Text for analysis
+--
STI Patch to store full class name

While working on a big project (>100 models) it was necessary to use namespace to store the models and surprisingly it wasn't hard at all. Looks like Rails is (almost) supporting full model namespaces out-of- the-box. :slight_smile:

The one and only problem was with STI. If you have subclasses in a different namespace than the baseclass then things will blow. Reason being ActiveRecord doesn't store the full class name, it store the "demodulized" version of it.

For example:

class CollectionItem < ActiveRecord::Base; end class ComicCollection::Item < CollectionItem; end

item = ComicCollection::Item.new item.type # => 'Item'

item2 = CollectionItem.find(item.id) # <- this would raise an error because it would not find class Item

I wrote a patch that add a configuration option ActiveRecord::Base.store_full_sti_class (in order to keep back- compatibility) that when enabled will store the full class name.

I believe storing the demodulized name was a bad assumption made in the early days of Rails. Applying this patch will not only allow people to namespace their models but probably prevent some other errors and bugs in the future.

If you think this should be applied, please go ahead and add +1 in there.

Cheers

Ops, forgot the patch url :slight_smile:

http://dev.rubyonrails.org/ticket/11575

I am sorry, that I am not yet able to commit to framework, but while you interested in improvement of namespace support in rails - here some notes, that you may find useful:

1) Invoking to_xml on namespaced model will produce bad XML, bcoz '/' symbol will used as namespace separator, and as you know this symbol is very special for XML :wink:

2) It looks like observers can not be namespaced, when defined by symbols config.active_record.observers = :somenamespace_someclass_observer # this will fail perhaps there are another ways to set namespaced observers, not by symbols, but those ways are not documented well.

While working on a big project (>100 models) it was necessary to use namespace to store the models and surprisingly it wasn't hard at all. Looks like Rails is (almost) supporting full model namespaces out-of- the-box. :slight_smile:

God bless Core team :wink:

Regards, Andriy Tyurnikov

I believe you can set the observers using the classes itself:

config.active_record.observers = [SomeNamespace::SomeObserver]

I'm not 100% sure though :wink:

nope, not able :frowning:

... *5 minutes in shell*

oops - It can be done by config.active_record.observers = "SomeNamespace/SomeObserver"

will patch the docs, your +1 expected :wink:

Regards, Andriy.Tyurnikov

Yeah, definitely. Can i count with your +1 for this patch? :slight_smile:

Yeah, definitely. Can i count with your +1 for this patch? :slight_smile:

My only concern with this kind of change is what happens to existing data that's stored in the database.

I see the option to turn this behaviour off, is that only needed for backwards compatibility reasons? Are there any other downsides to the change?

Finally, if you could move this to lighthouse it'd make the reviewing a little easier.

You might also want to reference http://dev.rubyonrails.org/ticket/ 6792 and the namespaced_model plugin.

e.

@Koz

Yeah, i've added the configuration option in order to allow back compatibility.

Also, i've moved the ticket to lighthouse http://rails.lighthouseapp.com/projects/8994-ruby-on-rails/tickets/114-namespaced-models-and-sti

Cheers

There's also the issue of models referenced from within migrations where you might want to explicitly specify a module hierarchy that does not match the model's actual namespace.
+--
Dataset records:

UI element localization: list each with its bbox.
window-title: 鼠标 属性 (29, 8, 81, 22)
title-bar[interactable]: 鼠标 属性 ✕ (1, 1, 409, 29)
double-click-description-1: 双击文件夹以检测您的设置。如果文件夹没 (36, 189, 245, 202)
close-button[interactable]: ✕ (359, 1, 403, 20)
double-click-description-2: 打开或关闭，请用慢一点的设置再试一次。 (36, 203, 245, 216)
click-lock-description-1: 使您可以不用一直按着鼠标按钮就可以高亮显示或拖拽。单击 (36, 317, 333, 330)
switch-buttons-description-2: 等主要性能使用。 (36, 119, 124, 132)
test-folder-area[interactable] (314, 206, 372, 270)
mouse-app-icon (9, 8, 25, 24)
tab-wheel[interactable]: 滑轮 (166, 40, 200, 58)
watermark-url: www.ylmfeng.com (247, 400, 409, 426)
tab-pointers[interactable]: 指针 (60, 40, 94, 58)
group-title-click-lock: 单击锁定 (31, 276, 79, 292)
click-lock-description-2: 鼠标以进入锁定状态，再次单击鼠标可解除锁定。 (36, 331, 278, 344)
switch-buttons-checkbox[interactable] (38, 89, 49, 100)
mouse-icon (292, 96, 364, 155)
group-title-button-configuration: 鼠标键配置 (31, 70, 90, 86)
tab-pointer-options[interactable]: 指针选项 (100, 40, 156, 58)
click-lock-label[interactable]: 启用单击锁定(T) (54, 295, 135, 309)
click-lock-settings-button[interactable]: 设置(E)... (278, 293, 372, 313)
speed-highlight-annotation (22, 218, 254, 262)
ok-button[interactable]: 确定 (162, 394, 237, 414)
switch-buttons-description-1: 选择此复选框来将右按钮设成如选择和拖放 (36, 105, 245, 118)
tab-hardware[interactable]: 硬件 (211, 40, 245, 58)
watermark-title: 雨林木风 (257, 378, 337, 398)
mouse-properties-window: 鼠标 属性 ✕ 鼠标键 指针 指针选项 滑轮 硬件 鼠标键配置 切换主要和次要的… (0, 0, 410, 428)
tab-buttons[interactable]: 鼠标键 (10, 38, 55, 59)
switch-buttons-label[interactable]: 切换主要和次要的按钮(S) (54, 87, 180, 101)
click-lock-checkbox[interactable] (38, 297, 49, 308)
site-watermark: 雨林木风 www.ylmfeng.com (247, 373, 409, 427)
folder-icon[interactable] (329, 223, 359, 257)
+--
Problem to work on
In the STI patch discussion above, what configuration option does the patch add?

Answer to this exercise
ActiveRecord::Base.store_full_sti_class